Exercise brief: What is the number of lines holding the word "River"? Give that number alone.

(Extracts from a graphics dataset)

■ ■ ■ ■

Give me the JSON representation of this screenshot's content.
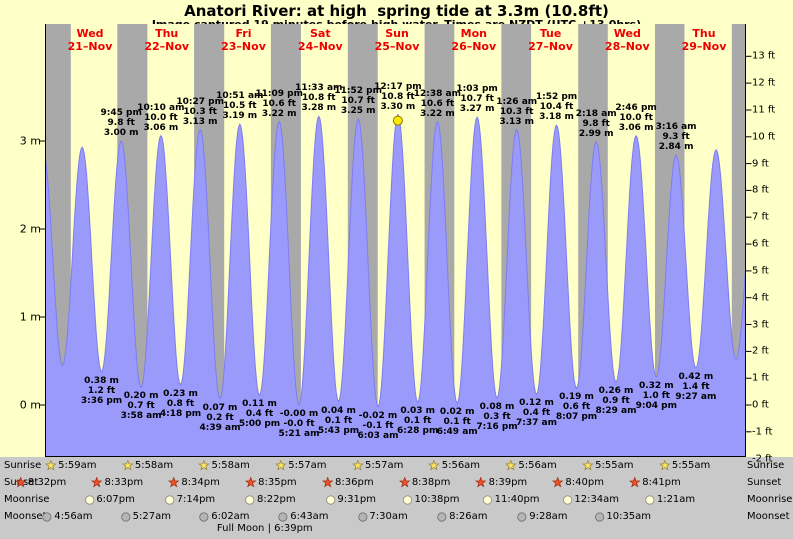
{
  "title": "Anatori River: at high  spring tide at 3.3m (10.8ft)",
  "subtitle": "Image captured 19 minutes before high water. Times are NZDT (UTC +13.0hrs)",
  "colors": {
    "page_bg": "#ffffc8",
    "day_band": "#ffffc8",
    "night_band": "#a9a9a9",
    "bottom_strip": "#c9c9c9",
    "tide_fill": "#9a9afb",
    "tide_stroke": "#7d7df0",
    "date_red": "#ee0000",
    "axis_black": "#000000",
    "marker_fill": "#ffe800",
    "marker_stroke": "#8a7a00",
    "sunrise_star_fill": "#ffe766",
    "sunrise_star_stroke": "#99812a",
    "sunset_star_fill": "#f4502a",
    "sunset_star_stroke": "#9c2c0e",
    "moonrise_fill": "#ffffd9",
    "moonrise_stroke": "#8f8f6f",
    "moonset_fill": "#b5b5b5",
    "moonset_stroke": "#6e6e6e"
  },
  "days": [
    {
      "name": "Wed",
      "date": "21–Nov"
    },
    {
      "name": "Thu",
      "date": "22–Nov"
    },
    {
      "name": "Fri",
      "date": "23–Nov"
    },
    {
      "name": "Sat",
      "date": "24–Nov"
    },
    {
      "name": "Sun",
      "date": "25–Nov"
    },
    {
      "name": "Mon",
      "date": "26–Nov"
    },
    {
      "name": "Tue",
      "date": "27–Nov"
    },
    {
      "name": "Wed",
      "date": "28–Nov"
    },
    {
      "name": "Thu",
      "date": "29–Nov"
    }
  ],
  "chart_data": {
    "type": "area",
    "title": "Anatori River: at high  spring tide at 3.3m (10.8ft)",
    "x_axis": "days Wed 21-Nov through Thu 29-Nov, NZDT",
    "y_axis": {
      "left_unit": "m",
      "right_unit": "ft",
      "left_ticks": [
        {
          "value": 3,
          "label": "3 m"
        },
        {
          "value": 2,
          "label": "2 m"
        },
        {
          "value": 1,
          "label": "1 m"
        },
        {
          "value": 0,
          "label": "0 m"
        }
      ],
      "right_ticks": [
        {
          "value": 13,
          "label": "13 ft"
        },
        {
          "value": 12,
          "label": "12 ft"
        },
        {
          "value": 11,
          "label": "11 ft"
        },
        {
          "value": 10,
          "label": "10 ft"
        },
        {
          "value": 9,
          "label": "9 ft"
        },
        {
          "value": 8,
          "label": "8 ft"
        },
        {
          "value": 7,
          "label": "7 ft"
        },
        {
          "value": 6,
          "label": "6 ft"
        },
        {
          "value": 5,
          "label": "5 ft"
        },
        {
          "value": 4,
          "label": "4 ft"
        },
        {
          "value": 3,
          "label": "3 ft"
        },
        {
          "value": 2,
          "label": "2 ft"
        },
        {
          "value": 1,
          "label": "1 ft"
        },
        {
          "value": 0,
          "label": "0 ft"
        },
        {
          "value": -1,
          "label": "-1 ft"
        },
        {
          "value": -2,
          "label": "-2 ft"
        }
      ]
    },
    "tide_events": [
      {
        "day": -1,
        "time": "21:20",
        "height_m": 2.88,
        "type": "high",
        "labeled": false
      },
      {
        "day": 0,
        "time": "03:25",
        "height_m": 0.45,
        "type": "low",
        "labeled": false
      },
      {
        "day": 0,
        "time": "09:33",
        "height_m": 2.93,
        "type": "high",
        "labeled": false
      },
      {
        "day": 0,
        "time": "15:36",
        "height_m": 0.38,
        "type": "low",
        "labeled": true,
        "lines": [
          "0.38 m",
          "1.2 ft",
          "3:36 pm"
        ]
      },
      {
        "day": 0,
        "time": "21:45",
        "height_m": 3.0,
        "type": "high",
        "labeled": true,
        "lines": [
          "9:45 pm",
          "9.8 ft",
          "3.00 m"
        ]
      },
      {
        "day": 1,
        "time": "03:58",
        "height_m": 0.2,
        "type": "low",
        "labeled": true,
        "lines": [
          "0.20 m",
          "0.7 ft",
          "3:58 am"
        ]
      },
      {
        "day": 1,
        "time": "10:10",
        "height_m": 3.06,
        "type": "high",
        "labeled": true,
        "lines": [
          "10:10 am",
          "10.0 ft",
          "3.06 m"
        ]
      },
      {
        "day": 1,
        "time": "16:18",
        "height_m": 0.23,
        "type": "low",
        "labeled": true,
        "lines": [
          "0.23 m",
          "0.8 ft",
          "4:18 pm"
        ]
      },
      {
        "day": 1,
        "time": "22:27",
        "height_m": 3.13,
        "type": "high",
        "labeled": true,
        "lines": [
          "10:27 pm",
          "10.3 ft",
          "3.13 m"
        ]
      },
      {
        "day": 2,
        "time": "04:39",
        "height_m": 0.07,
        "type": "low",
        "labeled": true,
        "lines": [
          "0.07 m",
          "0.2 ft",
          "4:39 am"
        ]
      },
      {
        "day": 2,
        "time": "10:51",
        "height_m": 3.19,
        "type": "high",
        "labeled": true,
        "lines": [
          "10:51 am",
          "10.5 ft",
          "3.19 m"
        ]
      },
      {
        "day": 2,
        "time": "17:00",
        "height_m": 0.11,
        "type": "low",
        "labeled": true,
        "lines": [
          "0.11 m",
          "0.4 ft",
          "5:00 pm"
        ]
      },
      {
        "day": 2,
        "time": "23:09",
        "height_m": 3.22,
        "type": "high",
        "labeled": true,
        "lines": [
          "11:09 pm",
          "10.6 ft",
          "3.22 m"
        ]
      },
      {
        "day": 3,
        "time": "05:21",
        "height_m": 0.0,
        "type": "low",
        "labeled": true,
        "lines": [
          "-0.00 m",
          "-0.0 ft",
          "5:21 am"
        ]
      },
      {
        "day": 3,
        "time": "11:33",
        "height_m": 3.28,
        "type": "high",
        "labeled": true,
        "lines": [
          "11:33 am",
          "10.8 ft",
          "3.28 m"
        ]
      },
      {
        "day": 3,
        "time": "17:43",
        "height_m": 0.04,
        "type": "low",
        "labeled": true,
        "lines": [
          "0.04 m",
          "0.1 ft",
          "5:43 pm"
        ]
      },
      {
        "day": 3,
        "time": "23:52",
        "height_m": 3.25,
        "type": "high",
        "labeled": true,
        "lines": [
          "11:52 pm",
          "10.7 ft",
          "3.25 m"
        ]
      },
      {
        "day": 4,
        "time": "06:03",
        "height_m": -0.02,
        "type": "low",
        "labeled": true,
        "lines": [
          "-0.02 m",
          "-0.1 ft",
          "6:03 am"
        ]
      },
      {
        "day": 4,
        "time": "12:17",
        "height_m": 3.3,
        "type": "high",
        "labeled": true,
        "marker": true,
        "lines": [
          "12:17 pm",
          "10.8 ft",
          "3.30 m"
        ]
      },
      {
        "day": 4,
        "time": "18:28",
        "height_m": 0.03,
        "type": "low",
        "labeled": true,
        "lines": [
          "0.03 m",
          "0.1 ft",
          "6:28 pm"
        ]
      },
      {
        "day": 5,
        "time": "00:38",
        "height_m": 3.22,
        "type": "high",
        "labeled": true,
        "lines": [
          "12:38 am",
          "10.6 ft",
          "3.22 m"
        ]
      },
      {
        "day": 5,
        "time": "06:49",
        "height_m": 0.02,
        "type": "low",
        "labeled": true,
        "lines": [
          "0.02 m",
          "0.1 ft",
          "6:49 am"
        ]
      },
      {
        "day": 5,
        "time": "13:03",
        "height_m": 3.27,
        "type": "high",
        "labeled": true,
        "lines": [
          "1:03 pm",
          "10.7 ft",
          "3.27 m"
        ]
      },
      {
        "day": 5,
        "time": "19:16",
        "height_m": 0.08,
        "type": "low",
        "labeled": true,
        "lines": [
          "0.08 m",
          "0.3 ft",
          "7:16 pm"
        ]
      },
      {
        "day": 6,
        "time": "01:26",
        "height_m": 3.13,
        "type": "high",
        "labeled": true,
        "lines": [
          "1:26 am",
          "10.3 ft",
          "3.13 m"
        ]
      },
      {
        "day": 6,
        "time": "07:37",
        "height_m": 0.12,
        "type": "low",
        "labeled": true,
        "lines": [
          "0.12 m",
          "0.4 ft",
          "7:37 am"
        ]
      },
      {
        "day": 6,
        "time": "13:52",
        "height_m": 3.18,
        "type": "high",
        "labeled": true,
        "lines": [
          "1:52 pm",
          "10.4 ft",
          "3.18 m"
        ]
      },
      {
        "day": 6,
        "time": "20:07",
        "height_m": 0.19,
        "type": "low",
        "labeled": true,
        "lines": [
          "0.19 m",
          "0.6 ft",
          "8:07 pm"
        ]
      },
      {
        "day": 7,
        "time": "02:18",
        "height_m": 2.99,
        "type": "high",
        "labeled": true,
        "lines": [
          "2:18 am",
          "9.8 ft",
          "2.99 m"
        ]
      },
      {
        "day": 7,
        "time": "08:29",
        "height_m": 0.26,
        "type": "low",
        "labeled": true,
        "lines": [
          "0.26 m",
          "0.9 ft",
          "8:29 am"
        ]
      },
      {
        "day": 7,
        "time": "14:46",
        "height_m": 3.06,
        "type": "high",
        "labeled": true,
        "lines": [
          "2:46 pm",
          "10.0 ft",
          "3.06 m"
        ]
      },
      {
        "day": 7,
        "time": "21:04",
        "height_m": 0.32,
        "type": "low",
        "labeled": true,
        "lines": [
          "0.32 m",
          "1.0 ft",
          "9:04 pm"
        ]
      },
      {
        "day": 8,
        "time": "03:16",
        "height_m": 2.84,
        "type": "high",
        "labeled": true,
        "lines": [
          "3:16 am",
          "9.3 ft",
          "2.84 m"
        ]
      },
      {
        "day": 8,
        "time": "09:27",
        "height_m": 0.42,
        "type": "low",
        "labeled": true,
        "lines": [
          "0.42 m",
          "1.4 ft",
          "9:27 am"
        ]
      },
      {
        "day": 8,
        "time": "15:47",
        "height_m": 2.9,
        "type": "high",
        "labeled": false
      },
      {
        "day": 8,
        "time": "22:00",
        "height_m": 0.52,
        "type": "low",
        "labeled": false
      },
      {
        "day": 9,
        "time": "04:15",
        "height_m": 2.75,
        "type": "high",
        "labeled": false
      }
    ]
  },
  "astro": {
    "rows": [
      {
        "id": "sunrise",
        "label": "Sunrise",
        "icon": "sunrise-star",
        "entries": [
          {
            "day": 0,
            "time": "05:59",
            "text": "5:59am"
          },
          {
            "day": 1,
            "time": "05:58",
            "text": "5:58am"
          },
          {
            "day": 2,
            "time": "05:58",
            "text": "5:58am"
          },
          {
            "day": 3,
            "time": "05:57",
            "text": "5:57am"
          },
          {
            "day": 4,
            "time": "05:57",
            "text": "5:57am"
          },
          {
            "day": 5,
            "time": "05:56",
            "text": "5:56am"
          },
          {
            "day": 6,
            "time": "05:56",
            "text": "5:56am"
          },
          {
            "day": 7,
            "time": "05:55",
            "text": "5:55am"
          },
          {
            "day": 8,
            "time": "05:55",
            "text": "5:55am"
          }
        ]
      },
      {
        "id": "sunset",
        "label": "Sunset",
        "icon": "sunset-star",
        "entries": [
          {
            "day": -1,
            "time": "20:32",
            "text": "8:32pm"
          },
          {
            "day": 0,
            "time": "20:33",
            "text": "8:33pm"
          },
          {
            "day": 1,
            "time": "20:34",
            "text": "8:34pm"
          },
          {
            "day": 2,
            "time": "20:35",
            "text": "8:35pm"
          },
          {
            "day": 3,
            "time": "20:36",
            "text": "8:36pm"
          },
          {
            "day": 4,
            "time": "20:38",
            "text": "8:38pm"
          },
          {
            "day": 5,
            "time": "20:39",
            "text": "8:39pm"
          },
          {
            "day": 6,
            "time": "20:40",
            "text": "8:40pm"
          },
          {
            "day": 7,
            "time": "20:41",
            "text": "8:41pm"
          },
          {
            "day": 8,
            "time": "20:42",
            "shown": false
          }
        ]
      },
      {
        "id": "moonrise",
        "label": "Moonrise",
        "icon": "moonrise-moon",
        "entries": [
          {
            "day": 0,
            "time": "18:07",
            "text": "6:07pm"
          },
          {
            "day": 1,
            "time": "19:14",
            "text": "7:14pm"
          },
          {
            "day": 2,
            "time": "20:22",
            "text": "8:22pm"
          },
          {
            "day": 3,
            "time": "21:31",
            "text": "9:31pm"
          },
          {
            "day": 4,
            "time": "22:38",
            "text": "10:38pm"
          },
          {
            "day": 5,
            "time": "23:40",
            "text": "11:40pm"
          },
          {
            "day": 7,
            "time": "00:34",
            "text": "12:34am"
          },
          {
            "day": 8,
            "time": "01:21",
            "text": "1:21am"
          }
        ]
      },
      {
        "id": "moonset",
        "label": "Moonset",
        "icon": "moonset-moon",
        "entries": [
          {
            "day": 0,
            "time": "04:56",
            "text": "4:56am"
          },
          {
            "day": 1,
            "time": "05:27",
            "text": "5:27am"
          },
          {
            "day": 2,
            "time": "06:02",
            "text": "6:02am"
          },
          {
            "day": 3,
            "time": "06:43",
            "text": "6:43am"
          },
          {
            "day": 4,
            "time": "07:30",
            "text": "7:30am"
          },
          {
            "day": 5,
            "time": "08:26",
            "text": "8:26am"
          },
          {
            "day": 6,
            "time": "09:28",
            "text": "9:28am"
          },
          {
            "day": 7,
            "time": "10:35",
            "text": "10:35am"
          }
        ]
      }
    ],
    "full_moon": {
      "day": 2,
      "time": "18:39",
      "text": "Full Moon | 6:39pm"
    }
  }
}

■ ■ ■ ■

Output: 2